Provided records:

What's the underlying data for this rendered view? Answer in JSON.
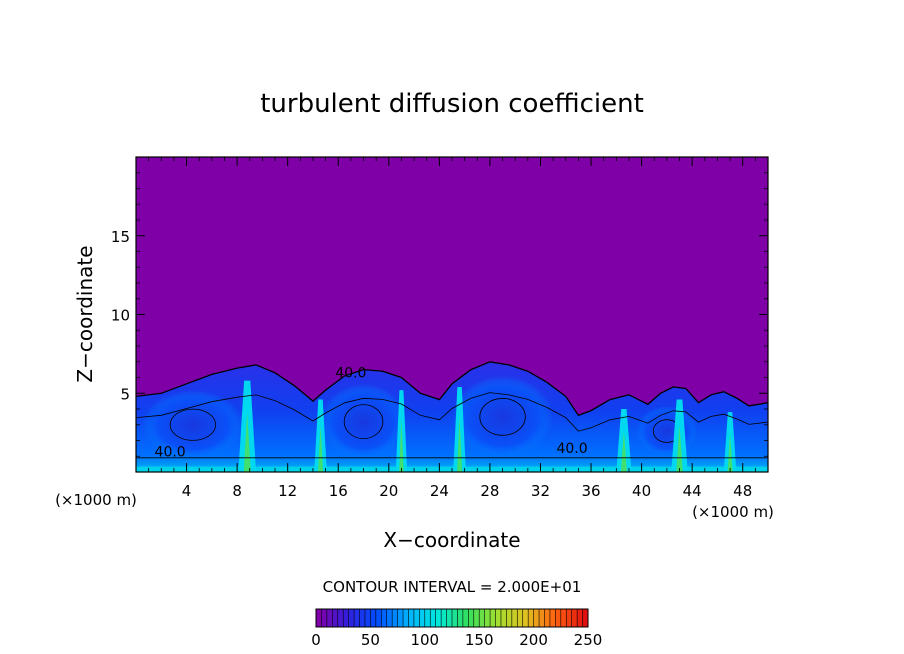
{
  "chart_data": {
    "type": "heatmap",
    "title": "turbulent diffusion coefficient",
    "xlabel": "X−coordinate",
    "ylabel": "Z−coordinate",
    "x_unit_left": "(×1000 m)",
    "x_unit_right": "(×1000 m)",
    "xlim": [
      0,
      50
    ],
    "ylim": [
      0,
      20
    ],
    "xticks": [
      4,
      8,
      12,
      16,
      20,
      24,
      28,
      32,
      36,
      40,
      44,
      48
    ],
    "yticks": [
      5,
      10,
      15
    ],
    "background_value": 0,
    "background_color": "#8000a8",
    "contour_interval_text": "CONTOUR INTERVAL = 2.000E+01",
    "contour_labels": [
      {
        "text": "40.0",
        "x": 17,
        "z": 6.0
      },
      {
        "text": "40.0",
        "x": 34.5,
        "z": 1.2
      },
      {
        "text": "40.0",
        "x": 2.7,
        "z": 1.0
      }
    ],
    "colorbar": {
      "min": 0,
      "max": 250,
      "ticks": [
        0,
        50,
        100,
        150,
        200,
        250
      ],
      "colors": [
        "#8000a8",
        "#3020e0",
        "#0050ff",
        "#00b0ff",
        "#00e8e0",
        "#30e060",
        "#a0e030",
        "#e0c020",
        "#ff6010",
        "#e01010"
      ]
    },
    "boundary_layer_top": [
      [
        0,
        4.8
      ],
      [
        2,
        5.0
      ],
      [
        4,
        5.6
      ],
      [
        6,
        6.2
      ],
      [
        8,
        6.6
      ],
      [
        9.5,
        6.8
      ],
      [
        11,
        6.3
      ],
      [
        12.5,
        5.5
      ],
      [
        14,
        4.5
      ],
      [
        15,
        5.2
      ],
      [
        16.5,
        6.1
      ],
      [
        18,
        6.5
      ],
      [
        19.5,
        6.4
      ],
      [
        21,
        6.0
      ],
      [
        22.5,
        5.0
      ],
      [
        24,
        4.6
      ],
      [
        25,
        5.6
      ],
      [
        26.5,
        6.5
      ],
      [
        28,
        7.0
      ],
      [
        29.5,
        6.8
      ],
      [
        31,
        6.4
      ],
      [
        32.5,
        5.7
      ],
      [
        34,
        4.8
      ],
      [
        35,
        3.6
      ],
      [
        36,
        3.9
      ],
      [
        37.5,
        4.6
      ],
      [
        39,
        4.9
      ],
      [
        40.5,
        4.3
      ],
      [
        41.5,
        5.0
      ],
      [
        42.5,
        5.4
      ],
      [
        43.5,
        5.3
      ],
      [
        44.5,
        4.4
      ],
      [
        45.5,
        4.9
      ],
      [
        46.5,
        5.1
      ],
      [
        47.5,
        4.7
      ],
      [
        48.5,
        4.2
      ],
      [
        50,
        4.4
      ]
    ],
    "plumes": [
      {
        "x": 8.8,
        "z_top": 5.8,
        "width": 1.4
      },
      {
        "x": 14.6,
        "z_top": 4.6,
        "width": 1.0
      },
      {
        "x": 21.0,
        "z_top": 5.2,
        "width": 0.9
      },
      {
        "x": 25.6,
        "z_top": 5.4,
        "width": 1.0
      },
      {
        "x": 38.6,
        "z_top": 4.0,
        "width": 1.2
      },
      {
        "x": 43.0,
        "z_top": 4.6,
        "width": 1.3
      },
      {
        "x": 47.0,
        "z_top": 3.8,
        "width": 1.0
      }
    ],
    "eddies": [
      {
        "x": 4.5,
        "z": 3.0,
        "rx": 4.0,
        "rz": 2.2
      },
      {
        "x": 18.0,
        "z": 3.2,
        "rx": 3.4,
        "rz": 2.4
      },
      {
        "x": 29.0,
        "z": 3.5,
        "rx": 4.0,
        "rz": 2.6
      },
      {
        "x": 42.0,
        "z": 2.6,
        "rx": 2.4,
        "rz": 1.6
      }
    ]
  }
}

---

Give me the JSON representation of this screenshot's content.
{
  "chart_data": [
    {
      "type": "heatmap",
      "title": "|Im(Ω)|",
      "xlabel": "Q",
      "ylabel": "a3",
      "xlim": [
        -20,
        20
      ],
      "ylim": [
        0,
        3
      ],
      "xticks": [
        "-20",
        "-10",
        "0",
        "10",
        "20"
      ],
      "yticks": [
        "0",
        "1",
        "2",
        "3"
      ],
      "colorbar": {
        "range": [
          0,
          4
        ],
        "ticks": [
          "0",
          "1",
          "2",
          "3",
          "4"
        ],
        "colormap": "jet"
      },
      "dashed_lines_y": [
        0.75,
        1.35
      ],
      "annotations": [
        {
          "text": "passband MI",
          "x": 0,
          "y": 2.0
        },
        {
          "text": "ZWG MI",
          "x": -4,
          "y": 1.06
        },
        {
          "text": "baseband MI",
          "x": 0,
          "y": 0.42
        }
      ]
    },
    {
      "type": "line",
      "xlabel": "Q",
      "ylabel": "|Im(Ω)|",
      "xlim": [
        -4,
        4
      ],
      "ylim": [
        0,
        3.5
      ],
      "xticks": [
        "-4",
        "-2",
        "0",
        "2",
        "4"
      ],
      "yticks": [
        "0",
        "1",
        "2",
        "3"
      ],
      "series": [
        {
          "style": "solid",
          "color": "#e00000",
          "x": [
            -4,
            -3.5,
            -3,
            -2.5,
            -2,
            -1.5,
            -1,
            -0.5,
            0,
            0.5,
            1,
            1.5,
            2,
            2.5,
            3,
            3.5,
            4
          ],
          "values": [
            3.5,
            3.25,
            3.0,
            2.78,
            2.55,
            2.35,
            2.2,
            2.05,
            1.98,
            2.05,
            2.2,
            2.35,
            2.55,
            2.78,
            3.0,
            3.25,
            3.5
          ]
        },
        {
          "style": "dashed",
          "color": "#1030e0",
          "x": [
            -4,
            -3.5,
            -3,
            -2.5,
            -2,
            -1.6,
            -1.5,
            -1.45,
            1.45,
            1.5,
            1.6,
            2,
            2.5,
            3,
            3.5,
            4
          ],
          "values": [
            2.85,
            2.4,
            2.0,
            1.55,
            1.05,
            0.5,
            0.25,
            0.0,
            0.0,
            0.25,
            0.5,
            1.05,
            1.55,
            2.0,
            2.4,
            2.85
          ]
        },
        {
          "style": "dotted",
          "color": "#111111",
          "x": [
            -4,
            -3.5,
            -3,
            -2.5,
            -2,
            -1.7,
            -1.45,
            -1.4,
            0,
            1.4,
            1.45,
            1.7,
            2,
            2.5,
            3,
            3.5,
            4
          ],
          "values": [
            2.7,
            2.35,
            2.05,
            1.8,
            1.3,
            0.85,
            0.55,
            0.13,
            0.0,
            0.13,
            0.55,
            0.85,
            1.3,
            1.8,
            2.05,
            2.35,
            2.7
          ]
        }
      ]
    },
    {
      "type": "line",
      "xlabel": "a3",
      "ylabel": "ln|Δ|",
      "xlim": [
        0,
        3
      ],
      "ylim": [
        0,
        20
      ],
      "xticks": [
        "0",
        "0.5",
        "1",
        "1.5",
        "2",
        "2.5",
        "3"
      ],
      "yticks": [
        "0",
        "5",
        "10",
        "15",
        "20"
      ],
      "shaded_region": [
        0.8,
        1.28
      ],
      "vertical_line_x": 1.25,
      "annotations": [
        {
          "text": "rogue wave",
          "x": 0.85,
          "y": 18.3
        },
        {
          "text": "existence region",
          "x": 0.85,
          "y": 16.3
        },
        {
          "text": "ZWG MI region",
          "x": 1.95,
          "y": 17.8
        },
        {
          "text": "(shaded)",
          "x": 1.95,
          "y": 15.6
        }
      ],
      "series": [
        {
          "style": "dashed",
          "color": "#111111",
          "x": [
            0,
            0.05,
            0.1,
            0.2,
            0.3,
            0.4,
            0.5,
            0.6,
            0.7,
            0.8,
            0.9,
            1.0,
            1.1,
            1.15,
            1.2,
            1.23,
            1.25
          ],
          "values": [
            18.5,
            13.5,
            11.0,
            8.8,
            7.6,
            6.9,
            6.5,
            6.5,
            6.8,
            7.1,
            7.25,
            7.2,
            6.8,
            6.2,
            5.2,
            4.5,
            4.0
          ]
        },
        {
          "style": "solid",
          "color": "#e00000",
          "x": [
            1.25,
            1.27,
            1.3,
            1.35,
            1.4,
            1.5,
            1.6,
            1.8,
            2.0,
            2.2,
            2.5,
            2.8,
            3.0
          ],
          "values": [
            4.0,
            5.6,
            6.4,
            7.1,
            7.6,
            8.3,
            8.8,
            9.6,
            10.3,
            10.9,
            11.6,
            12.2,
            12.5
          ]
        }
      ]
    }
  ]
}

Aim: Exactly how many lines in the data above contain the word "JSON"? Respond with the number and nothing more.

Complete answer: 2